A run of records:
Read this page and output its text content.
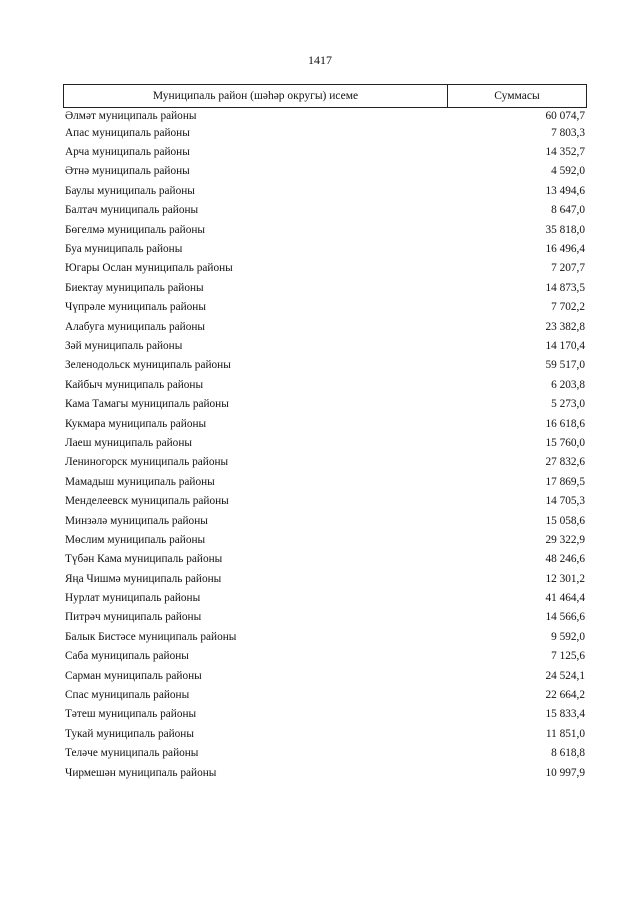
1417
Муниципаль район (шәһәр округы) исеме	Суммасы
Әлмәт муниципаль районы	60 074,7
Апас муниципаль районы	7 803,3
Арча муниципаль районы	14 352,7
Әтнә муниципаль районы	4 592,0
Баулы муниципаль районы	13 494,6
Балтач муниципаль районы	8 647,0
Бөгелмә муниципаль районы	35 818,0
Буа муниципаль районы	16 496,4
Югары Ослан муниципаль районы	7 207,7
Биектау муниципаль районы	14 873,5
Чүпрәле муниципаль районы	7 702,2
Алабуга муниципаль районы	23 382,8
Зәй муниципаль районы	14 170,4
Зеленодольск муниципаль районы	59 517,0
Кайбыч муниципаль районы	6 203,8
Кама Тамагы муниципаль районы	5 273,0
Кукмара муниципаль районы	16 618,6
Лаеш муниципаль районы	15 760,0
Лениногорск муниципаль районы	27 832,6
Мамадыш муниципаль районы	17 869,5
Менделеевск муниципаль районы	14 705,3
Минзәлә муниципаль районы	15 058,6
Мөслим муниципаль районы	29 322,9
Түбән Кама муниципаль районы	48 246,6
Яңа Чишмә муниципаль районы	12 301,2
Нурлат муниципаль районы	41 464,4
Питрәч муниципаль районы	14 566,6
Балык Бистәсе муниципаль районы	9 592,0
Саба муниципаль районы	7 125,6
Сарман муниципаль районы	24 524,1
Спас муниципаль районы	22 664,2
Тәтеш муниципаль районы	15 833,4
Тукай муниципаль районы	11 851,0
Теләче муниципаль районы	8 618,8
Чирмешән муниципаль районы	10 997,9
---
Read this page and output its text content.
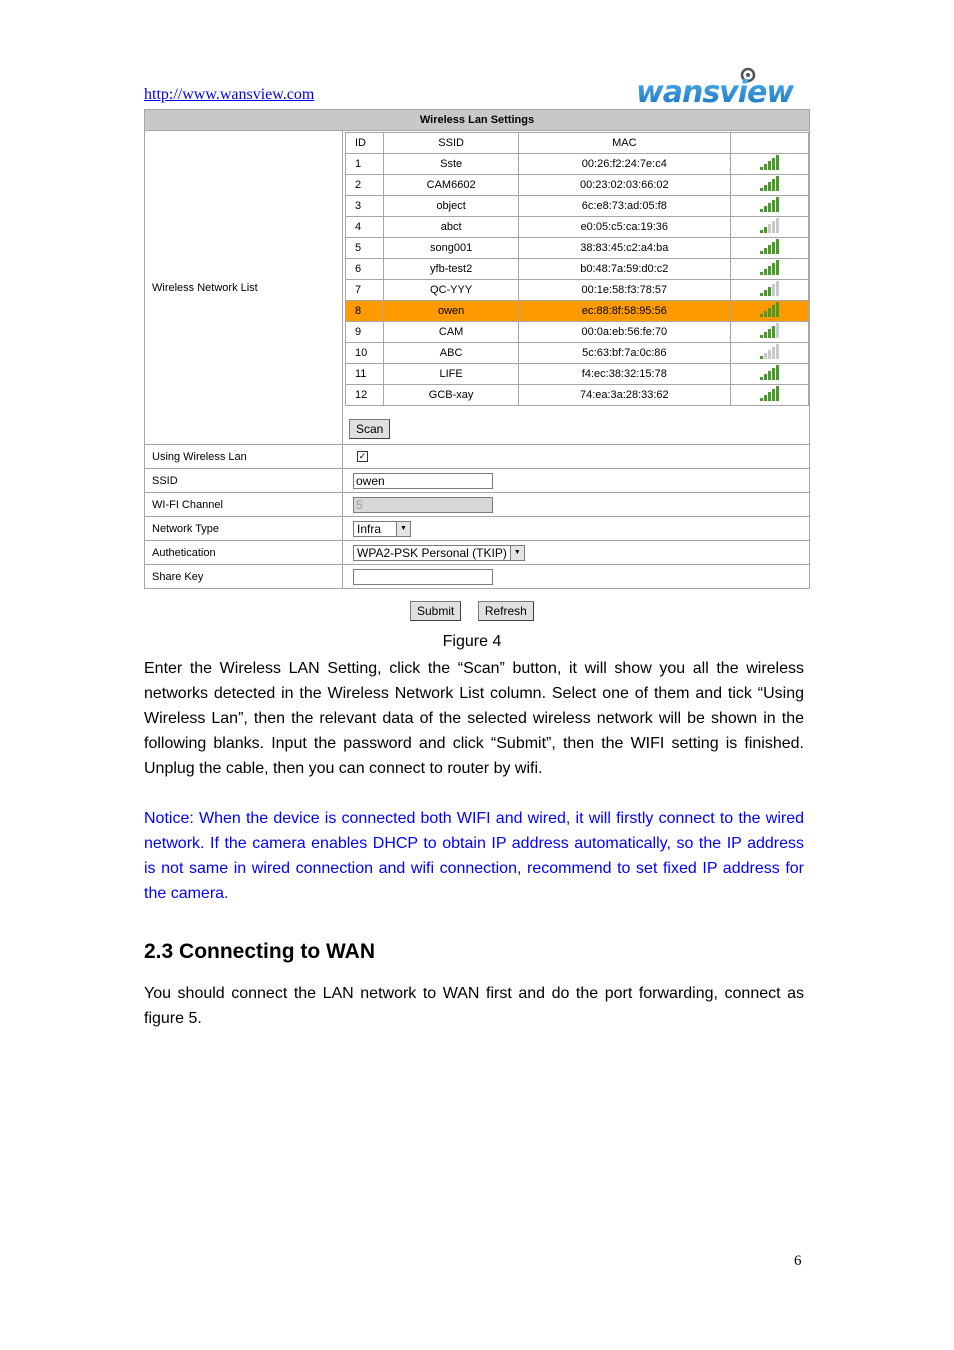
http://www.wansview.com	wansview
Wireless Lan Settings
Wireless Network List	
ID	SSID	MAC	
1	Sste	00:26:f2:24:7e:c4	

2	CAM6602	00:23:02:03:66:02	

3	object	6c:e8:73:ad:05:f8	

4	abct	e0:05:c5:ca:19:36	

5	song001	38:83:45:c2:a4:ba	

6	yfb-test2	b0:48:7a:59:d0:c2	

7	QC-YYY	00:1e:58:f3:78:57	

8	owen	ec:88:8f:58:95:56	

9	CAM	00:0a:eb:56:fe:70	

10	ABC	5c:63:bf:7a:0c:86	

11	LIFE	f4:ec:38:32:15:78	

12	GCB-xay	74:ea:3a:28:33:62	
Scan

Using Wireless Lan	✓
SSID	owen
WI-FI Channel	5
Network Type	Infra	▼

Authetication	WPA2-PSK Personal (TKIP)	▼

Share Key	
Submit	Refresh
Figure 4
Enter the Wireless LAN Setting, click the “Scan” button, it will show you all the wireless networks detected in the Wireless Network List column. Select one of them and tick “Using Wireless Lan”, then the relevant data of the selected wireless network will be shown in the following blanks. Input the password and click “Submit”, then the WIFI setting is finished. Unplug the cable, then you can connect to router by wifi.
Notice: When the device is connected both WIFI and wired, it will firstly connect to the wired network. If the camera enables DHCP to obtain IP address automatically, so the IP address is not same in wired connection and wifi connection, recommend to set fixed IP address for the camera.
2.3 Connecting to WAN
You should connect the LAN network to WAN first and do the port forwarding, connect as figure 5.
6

EXERCISE INSTRUCTIONS:
Provide solely the number of lines in the data that include the word "wifi".

ANSWER BELOW:
2